Travail demandé:
a) D'après le texte sur les primes d'AIG, quelle somme l'entreprise a-t-elle versée en bonus à ses plus hauts dirigeants ?
b) Poursuivez le texte sur les primes d'AIG après sa dernière phrase.

Texte fourni:
____
Vous avez pu croire durant 24 heures que la planète avait cessé de marcher sur la tête — mais c’était compter sans AIG qui révèle le versement 165 millions de dollars de bonus à ses plus hauts dirigeants… lesquels ont fait couler le n°1 mondial de l’assurance (renfloué pour une somme provisoire de 180 milliards de dollars prélevée sur l’argent des contribuables).
L’émotion est vive à la Maison Blanche : le secrétaire au Trésor, Tim Geithner, a tout fait pour empêcher l’attribution de ces primes surréalistes mais n’a pu obtenir qu’une minoration des montants alloués.
Son prédécesseur sous l’administration Clinton, Lawrence Summers, explique que c’est absolument inadmissible. Austan Goolsbee, professeur d’économie mais également une des pointures de l’Ecole (ultralibérale) de Chicago, qui à l’oreille du président, déclare que ça n’a aucun sens ; Nancy Pelosi, chef des démocrates au Congrès US, est du même avis.
Cela fait beaucoup de beau monde dans la boucle mais personne — aussi placé ou influent qu’il puisse paraître — n’a le pouvoir d’infléchir les décisions des dirigeants d’une entreprise privée dont les moindres "maladresses" peuvent empoisonner les plus hautes sphères du pouvoir.
** Pourquoi et comment en est-on arrivé là ? Le plus obscur avocat du droit des affaires vous éclairera en une demi-phrase : "un contrat, c’est un contrat" ! Et un contrat conclu noir sur blanc dans la sphère privée du monde de l’entreprise a bien plus de poids juridique que le concept de contrat social qui régit de façon implicite une société civilisée.
Aux Etats-Unis, il est possible de mettre un terme immédiat et sans motif à un contrat liant un salarié à son entreprise — pour cause de "perte de confiance", de restructuration imaginaire d’un service… ou tout autre motif complètement fumeux. Mais s’il s’agit d’un bonus totalement immérité, alors là non, le contrat ne saurait être rompu pour quelque motif que ce soit, aussi sérieux, voire révoltant soit-il : aucune clause ne prévoit ces cas de figure.
____
[Matériel enregistré]
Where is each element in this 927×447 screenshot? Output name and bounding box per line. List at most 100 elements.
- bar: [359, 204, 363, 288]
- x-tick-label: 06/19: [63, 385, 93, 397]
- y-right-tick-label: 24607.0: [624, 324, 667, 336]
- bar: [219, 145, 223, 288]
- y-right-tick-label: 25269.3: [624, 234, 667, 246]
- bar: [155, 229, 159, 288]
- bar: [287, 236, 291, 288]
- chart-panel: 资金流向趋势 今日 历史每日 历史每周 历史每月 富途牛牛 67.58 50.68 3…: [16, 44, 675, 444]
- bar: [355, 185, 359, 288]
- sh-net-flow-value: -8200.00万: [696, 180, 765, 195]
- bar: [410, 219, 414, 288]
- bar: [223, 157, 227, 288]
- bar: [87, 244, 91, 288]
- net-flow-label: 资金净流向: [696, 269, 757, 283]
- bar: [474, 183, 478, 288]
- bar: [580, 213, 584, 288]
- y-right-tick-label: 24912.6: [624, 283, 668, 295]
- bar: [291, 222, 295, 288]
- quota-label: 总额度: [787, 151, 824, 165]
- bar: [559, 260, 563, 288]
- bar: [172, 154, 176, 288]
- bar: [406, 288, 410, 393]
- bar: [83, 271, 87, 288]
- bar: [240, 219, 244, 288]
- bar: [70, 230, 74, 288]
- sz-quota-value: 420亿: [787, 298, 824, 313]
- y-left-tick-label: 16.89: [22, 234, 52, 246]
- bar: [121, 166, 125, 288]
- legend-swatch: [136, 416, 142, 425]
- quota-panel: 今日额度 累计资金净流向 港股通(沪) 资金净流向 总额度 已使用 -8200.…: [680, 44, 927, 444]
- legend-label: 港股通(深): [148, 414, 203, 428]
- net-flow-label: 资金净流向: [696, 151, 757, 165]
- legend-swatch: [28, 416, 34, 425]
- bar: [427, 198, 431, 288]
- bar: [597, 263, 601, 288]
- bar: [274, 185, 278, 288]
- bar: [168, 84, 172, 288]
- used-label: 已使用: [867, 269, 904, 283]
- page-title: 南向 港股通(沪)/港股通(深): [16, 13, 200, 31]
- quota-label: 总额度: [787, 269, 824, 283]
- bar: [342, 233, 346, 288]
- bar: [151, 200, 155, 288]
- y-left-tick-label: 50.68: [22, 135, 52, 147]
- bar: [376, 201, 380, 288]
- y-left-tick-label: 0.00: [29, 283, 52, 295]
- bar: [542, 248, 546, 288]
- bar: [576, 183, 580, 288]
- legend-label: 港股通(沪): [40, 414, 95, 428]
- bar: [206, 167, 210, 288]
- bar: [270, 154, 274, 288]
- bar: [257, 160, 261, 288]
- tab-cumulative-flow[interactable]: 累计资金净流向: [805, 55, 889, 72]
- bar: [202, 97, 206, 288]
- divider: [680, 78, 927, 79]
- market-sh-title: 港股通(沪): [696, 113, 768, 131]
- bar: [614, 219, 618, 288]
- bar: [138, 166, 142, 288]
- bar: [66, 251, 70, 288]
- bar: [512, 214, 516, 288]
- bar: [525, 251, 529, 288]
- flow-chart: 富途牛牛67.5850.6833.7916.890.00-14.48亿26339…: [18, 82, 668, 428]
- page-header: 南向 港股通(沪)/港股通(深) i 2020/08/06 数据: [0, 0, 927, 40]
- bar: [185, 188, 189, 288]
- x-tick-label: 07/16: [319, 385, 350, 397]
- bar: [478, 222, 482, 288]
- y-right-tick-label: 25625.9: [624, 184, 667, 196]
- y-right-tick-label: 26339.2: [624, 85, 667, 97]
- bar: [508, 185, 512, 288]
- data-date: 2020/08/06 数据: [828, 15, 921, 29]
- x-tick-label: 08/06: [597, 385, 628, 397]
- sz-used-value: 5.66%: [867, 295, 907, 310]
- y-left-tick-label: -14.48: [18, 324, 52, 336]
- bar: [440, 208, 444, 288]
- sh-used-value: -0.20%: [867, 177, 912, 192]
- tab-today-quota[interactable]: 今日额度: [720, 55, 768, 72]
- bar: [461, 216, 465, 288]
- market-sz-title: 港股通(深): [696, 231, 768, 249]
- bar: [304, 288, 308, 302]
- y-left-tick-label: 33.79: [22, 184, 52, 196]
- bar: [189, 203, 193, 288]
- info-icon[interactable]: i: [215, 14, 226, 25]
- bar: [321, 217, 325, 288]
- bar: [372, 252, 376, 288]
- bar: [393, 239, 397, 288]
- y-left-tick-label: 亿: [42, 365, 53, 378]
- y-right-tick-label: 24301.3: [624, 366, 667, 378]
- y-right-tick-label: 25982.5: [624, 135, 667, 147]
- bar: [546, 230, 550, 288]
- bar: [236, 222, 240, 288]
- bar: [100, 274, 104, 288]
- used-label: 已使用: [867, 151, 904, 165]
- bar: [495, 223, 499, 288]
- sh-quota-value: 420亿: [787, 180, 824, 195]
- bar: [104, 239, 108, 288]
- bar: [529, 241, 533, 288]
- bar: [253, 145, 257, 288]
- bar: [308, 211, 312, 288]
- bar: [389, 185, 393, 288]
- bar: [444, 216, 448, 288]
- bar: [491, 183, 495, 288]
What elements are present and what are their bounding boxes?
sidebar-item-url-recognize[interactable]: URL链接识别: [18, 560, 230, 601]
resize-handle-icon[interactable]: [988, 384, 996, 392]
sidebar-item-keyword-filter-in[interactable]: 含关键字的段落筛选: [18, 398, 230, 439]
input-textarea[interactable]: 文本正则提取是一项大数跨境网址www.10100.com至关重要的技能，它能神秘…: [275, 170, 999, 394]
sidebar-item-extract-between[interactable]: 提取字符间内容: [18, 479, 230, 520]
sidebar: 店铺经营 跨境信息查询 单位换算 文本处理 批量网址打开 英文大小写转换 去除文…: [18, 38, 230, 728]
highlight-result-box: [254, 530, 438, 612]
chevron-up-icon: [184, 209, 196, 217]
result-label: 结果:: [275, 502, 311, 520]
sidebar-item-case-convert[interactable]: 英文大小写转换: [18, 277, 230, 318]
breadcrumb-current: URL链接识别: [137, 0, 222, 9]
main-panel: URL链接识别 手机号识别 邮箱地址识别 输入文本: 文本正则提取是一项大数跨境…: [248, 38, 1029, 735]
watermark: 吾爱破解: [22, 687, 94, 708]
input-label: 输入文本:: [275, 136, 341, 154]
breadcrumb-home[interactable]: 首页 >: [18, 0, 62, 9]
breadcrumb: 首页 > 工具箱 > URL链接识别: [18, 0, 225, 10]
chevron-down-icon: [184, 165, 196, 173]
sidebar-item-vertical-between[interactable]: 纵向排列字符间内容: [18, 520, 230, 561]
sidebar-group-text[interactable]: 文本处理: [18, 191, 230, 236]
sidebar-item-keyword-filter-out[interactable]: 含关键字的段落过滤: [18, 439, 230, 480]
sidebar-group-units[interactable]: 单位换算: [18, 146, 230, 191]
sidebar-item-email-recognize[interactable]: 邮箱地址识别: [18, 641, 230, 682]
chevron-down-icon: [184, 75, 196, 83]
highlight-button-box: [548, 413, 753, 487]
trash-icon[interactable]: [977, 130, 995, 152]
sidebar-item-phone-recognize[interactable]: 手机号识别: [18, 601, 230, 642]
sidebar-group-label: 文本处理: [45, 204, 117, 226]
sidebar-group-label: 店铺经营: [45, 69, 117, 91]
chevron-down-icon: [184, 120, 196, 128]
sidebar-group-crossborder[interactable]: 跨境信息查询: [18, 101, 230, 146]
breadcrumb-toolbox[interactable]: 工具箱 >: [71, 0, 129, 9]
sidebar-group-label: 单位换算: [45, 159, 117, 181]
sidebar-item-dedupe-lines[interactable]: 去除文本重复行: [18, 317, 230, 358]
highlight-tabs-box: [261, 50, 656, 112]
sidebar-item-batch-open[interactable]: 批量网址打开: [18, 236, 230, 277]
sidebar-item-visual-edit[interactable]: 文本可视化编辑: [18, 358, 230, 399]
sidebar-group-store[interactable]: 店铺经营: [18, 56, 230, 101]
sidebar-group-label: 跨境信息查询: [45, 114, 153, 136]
____
Réponses attendues:
a) 165 millions de dollars.

b)
Les ministres des Finances du G20 ont promis ce week-end de réfléchir aux moyens de restaurer la confiance dans le système financier à l’occasion du sommet du 2 avril prochain. Le cas AIG démontre qu’ils vont pouvoir réfléchir encore un peu avant de "sauver le monde".
** Nous ne savons pas si certains investisseurs doutent qu’ils y parviennent (notre a priori n’est pas totalement favorable non plus)… mais les belles dispositions de Wall Street de l’ouverture et jusqu’à la mi-séance (et même l’heure du café à New York) se sont évaporées au cours de la dernière heure hier.
Le Dow Jones, qui gagnait jusqu’à 170 points (+2,4%), a perdu au final 0,10%, à 7 217 points, malgré une hausse de 30% du titre Citigroup. Le S&P est retombé d’un zénith de +2,5% à -0,35% et le Nasdaq a dévissé de 1,92%, à 1 404 points contre 1 445 points vers 18h (heure française).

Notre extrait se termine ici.